**TASK TO COMPLETE**
Copy the stretch from the line containing "bar-dalkova xyxy=(855,140,925,236)" through the line containing "x-tick-label: 2008/2009 xyxy=(850,579,930,598)", switching "legend-swatch" to "legend-marker" and keeping everything else unchanged.

**PROVIDED MATERIAL**
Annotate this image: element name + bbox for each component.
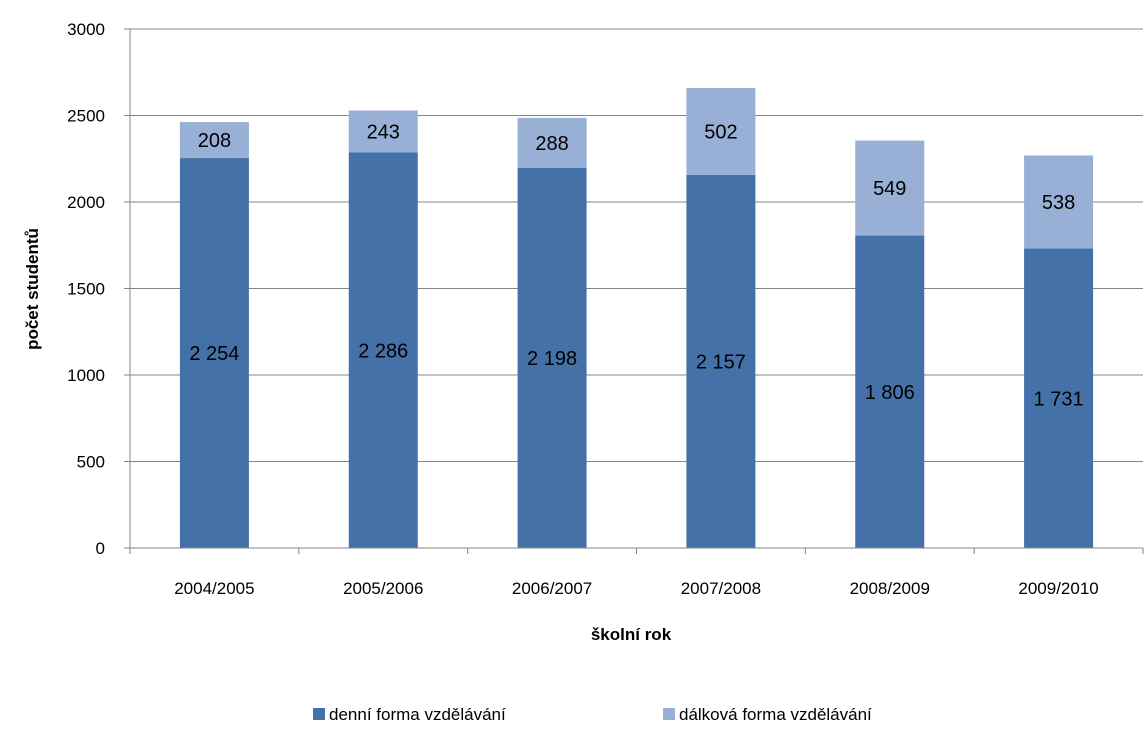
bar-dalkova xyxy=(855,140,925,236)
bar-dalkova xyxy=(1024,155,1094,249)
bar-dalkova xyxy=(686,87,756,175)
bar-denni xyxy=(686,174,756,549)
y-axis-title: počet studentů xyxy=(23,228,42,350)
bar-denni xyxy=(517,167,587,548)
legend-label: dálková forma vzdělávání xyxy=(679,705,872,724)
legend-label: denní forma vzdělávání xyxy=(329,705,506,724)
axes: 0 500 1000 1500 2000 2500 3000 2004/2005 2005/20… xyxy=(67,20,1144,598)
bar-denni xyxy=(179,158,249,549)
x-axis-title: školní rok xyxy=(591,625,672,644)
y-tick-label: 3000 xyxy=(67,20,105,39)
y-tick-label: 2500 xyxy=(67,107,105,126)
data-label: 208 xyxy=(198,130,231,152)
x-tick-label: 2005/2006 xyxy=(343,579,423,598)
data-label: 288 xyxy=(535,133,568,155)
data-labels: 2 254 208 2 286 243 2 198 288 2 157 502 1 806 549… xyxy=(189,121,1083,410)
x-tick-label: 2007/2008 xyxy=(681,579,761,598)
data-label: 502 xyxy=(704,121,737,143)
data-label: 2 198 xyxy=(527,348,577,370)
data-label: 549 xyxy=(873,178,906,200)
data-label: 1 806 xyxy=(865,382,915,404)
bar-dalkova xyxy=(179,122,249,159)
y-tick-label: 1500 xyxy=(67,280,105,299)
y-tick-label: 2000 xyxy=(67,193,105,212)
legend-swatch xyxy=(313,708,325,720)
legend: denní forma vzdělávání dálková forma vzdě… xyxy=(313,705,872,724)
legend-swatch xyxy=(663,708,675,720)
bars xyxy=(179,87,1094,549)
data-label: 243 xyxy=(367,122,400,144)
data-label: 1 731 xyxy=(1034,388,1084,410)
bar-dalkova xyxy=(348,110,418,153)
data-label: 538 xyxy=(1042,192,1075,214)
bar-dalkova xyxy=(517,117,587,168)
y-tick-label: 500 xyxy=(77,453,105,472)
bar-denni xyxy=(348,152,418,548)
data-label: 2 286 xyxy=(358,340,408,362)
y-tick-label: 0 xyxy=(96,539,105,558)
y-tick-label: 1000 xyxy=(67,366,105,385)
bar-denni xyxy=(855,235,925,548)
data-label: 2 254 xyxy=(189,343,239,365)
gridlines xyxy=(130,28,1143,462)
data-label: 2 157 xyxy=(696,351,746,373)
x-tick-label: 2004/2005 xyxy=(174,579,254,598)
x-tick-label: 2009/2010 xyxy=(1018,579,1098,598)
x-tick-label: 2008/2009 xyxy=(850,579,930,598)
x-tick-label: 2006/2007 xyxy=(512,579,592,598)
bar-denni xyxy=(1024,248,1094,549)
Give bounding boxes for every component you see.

**EXERCISE RESULT**
bar-dalkova xyxy=(855,140,925,236)
bar-dalkova xyxy=(1024,155,1094,249)
bar-dalkova xyxy=(686,87,756,175)
bar-denni xyxy=(686,174,756,549)
y-axis-title: počet studentů xyxy=(23,228,42,350)
bar-denni xyxy=(517,167,587,548)
legend-label: dálková forma vzdělávání xyxy=(679,705,872,724)
legend-label: denní forma vzdělávání xyxy=(329,705,506,724)
axes: 0 500 1000 1500 2000 2500 3000 2004/2005 2005/20… xyxy=(67,20,1144,598)
bar-denni xyxy=(179,158,249,549)
x-axis-title: školní rok xyxy=(591,625,672,644)
y-tick-label: 3000 xyxy=(67,20,105,39)
y-tick-label: 2500 xyxy=(67,107,105,126)
data-label: 208 xyxy=(198,130,231,152)
x-tick-label: 2005/2006 xyxy=(343,579,423,598)
data-label: 288 xyxy=(535,133,568,155)
data-labels: 2 254 208 2 286 243 2 198 288 2 157 502 1 806 549… xyxy=(189,121,1083,410)
x-tick-label: 2007/2008 xyxy=(681,579,761,598)
data-label: 502 xyxy=(704,121,737,143)
data-label: 2 198 xyxy=(527,348,577,370)
data-label: 549 xyxy=(873,178,906,200)
data-label: 1 806 xyxy=(865,382,915,404)
bar-dalkova xyxy=(179,122,249,159)
y-tick-label: 1500 xyxy=(67,280,105,299)
y-tick-label: 2000 xyxy=(67,193,105,212)
legend-marker xyxy=(313,708,325,720)
legend: denní forma vzdělávání dálková forma vzdě… xyxy=(313,705,872,724)
legend-marker xyxy=(663,708,675,720)
bars xyxy=(179,87,1094,549)
data-label: 243 xyxy=(367,122,400,144)
data-label: 1 731 xyxy=(1034,388,1084,410)
bar-dalkova xyxy=(348,110,418,153)
data-label: 538 xyxy=(1042,192,1075,214)
bar-dalkova xyxy=(517,117,587,168)
y-tick-label: 500 xyxy=(77,453,105,472)
bar-denni xyxy=(348,152,418,548)
data-label: 2 286 xyxy=(358,340,408,362)
y-tick-label: 0 xyxy=(96,539,105,558)
y-tick-label: 1000 xyxy=(67,366,105,385)
bar-denni xyxy=(855,235,925,548)
data-label: 2 254 xyxy=(189,343,239,365)
gridlines xyxy=(130,28,1143,462)
data-label: 2 157 xyxy=(696,351,746,373)
x-tick-label: 2004/2005 xyxy=(174,579,254,598)
x-tick-label: 2009/2010 xyxy=(1018,579,1098,598)
x-tick-label: 2008/2009 xyxy=(850,579,930,598)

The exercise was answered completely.